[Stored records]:

****************************************

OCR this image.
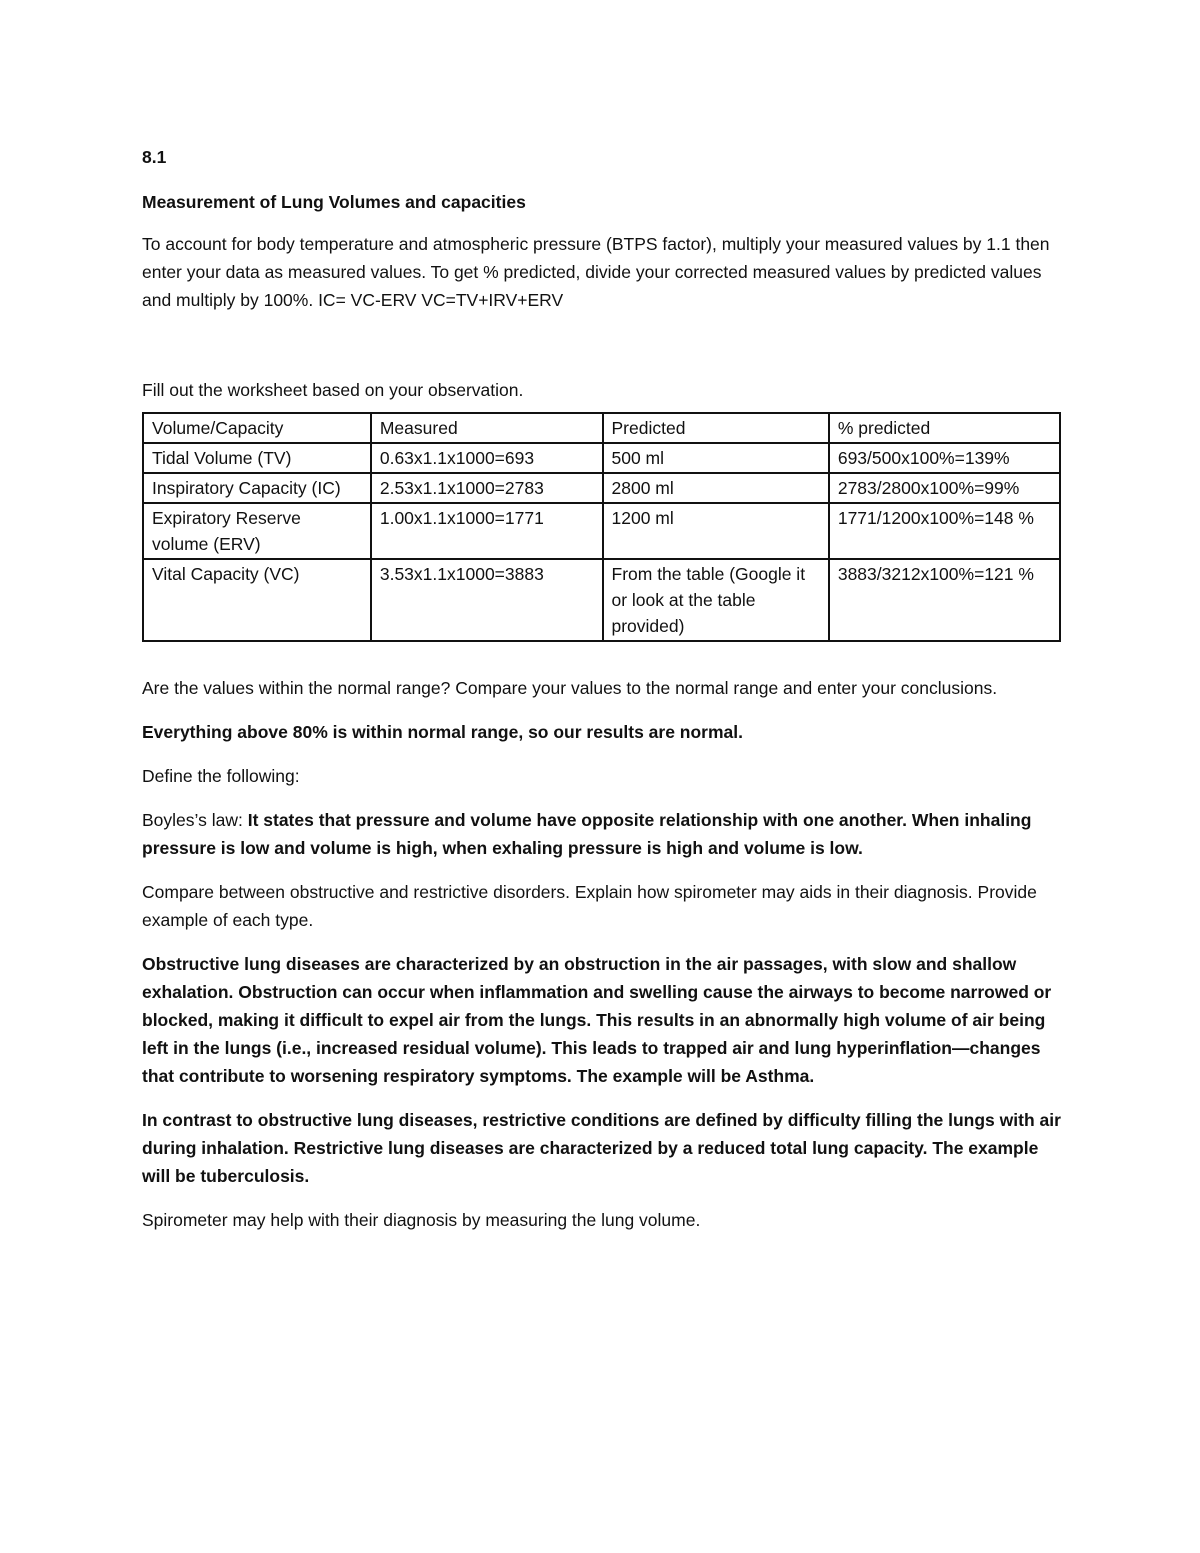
8.1

Measurement of Lung Volumes and capacities

To account for body temperature and atmospheric pressure (BTPS factor), multiply your measured values by 1.1 then enter your data as measured values. To get % predicted, divide your corrected measured values by predicted values and multiply by 100%. IC= VC-ERV VC=TV+IRV+ERV

Fill out the worksheet based on your observation.

Volume/Capacity	Measured	Predicted	% predicted
Tidal Volume (TV)	0.63x1.1x1000=693	500 ml	693/500x100%=139%
Inspiratory Capacity (IC)	2.53x1.1x1000=2783	2800 ml	2783/2800x100%=99%
Expiratory Reserve volume (ERV)	1.00x1.1x1000=1771	1200 ml	1771/1200x100%=148 %
Vital Capacity (VC)	3.53x1.1x1000=3883	From the table (Google it or look at the table provided)	3883/3212x100%=121 %

Are the values within the normal range? Compare your values to the normal range and enter your conclusions.

Everything above 80% is within normal range, so our results are normal.

Define the following:

Boyles’s law: It states that pressure and volume have opposite relationship with one another. When inhaling pressure is low and volume is high, when exhaling pressure is high and volume is low.

Compare between obstructive and restrictive disorders. Explain how spirometer may aids in their diagnosis. Provide example of each type.

Obstructive lung diseases are characterized by an obstruction in the air passages, with slow and shallow exhalation. Obstruction can occur when inflammation and swelling cause the airways to become narrowed or blocked, making it difficult to expel air from the lungs. This results in an abnormally high volume of air being left in the lungs (i.e., increased residual volume). This leads to trapped air and lung hyperinflation—changes that contribute to worsening respiratory symptoms. The example will be Asthma.

In contrast to obstructive lung diseases, restrictive conditions are defined by difficulty filling the lungs with air during inhalation. Restrictive lung diseases are characterized by a reduced total lung capacity. The example will be tuberculosis.

Spirometer may help with their diagnosis by measuring the lung volume.
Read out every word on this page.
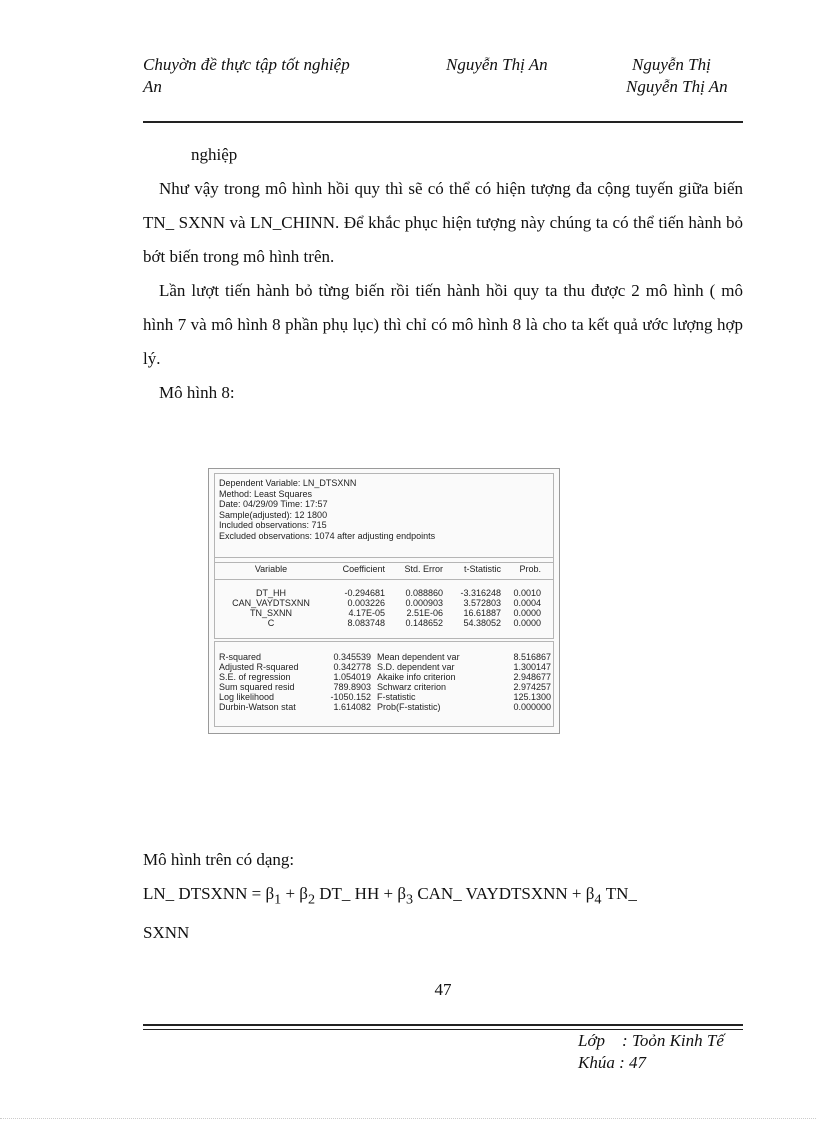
Chuyờn đề thực tập tốt nghiệp
An
Nguyễn Thị An	Nguyễn Thị
Nguyễn Thị An

nghiệp

Như vậy trong mô hình hồi quy thì sẽ có thể có hiện tượng đa cộng tuyến giữa biến TN_ SXNN và LN_CHINN. Để khắc phục hiện tượng này chúng ta có thể tiến hành bỏ bớt biến trong mô hình trên.

Lần lượt tiến hành bỏ từng biến rồi tiến hành hồi quy ta thu được 2 mô hình ( mô hình 7 và mô hình 8 phần phụ lục) thì chỉ có mô hình 8 là cho ta kết quả ước lượng hợp lý.

Mô hình 8:

Dependent Variable: LN_DTSXNN
Method: Least Squares
Date: 04/29/09 Time: 17:57
Sample(adjusted): 12 1800
Included observations: 715
Excluded observations: 1074 after adjusting endpoints
Variable	Coefficient	Std. Error	t-Statistic	Prob.
DT_HH	-0.294681	0.088860	-3.316248	0.0010
CAN_VAYDTSXNN	0.003226	0.000903	3.572803	0.0004
TN_SXNN	4.17E-05	2.51E-06	16.61887	0.0000
C	8.083748	0.148652	54.38052	0.0000
R-squared	0.345539 Mean dependent var	8.516867
Adjusted R-squared	0.342778 S.D. dependent var	1.300147
S.E. of regression	1.054019 Akaike info criterion	2.948677
Sum squared resid	789.8903 Schwarz criterion	2.974257
Log likelihood	-1050.152 F-statistic	125.1300
Durbin-Watson stat	1.614082 Prob(F-statistic)	0.000000

Mô hình trên có dạng:

LN_ DTSXNN = $\beta_1 + \beta_2$ DT_ HH + $\beta_3$ CAN_ VAYDTSXNN + $\beta_4$ TN_

SXNN

47
Lớp    : Toỏn Kinh Tế
Khúa : 47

****************************************

Copy the listing word for word, excluding its pictures.

[FINAL ANSWER]:
OCR this image.
8.1

Measurement of Lung Volumes and capacities

To account for body temperature and atmospheric pressure (BTPS factor), multiply your measured values by 1.1 then enter your data as measured values. To get % predicted, divide your corrected measured values by predicted values and multiply by 100%. IC= VC-ERV VC=TV+IRV+ERV

Fill out the worksheet based on your observation.

Volume/Capacity	Measured	Predicted	% predicted
Tidal Volume (TV)	0.63x1.1x1000=693	500 ml	693/500x100%=139%
Inspiratory Capacity (IC)	2.53x1.1x1000=2783	2800 ml	2783/2800x100%=99%
Expiratory Reserve volume (ERV)	1.00x1.1x1000=1771	1200 ml	1771/1200x100%=148 %
Vital Capacity (VC)	3.53x1.1x1000=3883	From the table (Google it or look at the table provided)	3883/3212x100%=121 %

Are the values within the normal range? Compare your values to the normal range and enter your conclusions.

Everything above 80% is within normal range, so our results are normal.

Define the following:

Boyles’s law: It states that pressure and volume have opposite relationship with one another. When inhaling pressure is low and volume is high, when exhaling pressure is high and volume is low.

Compare between obstructive and restrictive disorders. Explain how spirometer may aids in their diagnosis. Provide example of each type.

Obstructive lung diseases are characterized by an obstruction in the air passages, with slow and shallow exhalation. Obstruction can occur when inflammation and swelling cause the airways to become narrowed or blocked, making it difficult to expel air from the lungs. This results in an abnormally high volume of air being left in the lungs (i.e., increased residual volume). This leads to trapped air and lung hyperinflation—changes that contribute to worsening respiratory symptoms. The example will be Asthma.

In contrast to obstructive lung diseases, restrictive conditions are defined by difficulty filling the lungs with air during inhalation. Restrictive lung diseases are characterized by a reduced total lung capacity. The example will be tuberculosis.

Spirometer may help with their diagnosis by measuring the lung volume.
Read out every word on this page.
Chuyờn đề thực tập tốt nghiệp
An
Nguyễn Thị An	Nguyễn Thị
Nguyễn Thị An

nghiệp

Như vậy trong mô hình hồi quy thì sẽ có thể có hiện tượng đa cộng tuyến giữa biến TN_ SXNN và LN_CHINN. Để khắc phục hiện tượng này chúng ta có thể tiến hành bỏ bớt biến trong mô hình trên.

Lần lượt tiến hành bỏ từng biến rồi tiến hành hồi quy ta thu được 2 mô hình ( mô hình 7 và mô hình 8 phần phụ lục) thì chỉ có mô hình 8 là cho ta kết quả ước lượng hợp lý.

Mô hình 8:

Dependent Variable: LN_DTSXNN
Method: Least Squares
Date: 04/29/09 Time: 17:57
Sample(adjusted): 12 1800
Included observations: 715
Excluded observations: 1074 after adjusting endpoints
Variable	Coefficient	Std. Error	t-Statistic	Prob.
DT_HH	-0.294681	0.088860	-3.316248	0.0010
CAN_VAYDTSXNN	0.003226	0.000903	3.572803	0.0004
TN_SXNN	4.17E-05	2.51E-06	16.61887	0.0000
C	8.083748	0.148652	54.38052	0.0000
R-squared	0.345539 Mean dependent var	8.516867
Adjusted R-squared	0.342778 S.D. dependent var	1.300147
S.E. of regression	1.054019 Akaike info criterion	2.948677
Sum squared resid	789.8903 Schwarz criterion	2.974257
Log likelihood	-1050.152 F-statistic	125.1300
Durbin-Watson stat	1.614082 Prob(F-statistic)	0.000000

Mô hình trên có dạng:

LN_ DTSXNN = $\beta_1 + \beta_2$ DT_ HH + $\beta_3$ CAN_ VAYDTSXNN + $\beta_4$ TN_

SXNN

47
Lớp    : Toỏn Kinh Tế
Khúa : 47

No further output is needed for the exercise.